Records for this task |
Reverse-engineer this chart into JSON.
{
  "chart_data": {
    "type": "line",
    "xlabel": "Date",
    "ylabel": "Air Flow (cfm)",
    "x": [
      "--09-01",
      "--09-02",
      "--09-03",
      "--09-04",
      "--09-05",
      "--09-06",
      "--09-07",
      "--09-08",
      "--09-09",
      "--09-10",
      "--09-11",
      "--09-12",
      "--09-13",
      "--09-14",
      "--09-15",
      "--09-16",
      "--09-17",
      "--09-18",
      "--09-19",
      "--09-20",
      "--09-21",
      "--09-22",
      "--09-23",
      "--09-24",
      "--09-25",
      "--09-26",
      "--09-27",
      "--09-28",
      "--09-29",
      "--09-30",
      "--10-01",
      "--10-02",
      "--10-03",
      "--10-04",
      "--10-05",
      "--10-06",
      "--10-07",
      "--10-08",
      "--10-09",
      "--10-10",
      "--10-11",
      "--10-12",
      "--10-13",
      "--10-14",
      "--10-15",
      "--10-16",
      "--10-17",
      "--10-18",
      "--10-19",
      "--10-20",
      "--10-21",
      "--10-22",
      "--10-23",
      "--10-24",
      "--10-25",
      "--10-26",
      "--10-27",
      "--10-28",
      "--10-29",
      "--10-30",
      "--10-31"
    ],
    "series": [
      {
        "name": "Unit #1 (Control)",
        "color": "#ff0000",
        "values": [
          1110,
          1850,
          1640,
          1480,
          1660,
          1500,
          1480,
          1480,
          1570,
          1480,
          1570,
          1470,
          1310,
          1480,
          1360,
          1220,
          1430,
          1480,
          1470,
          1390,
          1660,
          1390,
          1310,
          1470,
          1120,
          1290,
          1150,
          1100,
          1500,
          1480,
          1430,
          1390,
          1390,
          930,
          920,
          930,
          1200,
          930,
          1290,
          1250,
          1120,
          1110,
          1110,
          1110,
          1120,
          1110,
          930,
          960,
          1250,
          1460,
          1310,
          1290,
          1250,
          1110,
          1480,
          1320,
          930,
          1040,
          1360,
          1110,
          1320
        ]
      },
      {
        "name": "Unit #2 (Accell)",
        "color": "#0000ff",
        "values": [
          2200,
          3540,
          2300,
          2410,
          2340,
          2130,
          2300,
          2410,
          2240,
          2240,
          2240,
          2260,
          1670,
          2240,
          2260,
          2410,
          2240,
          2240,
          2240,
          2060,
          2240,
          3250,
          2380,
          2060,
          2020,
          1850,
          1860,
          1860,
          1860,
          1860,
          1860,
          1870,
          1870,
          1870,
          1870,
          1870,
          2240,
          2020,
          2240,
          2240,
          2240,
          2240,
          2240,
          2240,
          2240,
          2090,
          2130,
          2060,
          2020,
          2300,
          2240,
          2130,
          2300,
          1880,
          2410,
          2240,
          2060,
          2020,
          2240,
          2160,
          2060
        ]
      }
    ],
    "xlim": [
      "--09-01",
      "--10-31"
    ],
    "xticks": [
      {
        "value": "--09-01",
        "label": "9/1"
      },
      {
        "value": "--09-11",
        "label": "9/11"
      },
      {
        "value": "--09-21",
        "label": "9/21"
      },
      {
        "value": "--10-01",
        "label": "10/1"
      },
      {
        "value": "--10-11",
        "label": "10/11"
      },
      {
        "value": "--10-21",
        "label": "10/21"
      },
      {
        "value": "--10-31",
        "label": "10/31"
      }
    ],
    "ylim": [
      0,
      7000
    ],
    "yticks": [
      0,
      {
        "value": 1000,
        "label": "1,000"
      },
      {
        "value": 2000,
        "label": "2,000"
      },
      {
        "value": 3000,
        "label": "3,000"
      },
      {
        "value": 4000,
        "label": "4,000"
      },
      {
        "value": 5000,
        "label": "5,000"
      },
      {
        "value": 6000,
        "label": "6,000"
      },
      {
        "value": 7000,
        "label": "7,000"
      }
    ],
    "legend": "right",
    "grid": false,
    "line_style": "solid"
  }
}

What is being asked | From the material above, gather all lines that include the string "Unit" and copy them.

Full answer |
        "name": "Unit #1 (Control)",
        "name": "Unit #2 (Accell)",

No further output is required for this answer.